▸ **Supplied material**
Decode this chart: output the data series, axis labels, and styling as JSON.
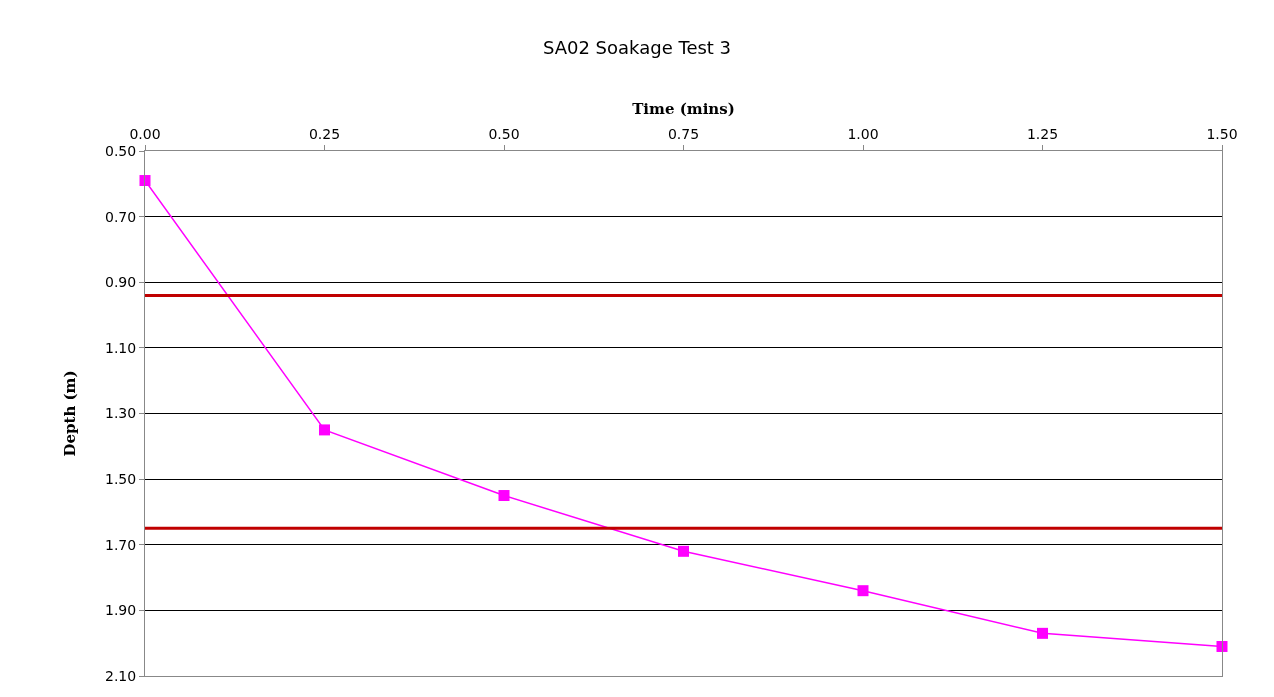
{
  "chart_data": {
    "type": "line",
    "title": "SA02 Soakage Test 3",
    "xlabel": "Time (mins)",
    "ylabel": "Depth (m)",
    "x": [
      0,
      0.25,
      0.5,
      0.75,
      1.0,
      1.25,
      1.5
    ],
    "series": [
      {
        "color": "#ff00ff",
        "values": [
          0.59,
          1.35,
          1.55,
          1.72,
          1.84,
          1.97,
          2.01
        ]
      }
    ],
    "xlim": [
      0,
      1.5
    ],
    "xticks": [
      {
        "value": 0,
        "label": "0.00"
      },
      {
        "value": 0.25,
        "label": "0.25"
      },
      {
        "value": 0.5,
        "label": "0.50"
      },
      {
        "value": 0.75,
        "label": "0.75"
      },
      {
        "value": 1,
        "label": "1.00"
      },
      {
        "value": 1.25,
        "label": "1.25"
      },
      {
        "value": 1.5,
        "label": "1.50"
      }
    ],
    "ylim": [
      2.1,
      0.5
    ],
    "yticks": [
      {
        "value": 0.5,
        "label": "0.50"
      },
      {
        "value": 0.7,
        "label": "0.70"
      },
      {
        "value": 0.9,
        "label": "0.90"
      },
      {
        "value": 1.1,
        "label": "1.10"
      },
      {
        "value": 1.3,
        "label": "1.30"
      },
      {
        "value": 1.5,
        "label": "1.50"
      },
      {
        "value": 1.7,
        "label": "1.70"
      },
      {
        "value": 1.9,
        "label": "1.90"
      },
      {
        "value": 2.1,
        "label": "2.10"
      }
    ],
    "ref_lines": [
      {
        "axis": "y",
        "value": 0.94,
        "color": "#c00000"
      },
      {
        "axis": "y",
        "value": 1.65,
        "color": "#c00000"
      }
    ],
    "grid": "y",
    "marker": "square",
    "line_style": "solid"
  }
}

▸ **Set task**
Pull every line containing "series" from the material above.

▸ **Response**
Decode this chart: output the data series, axis labels, and styling as JSON.
    "series": [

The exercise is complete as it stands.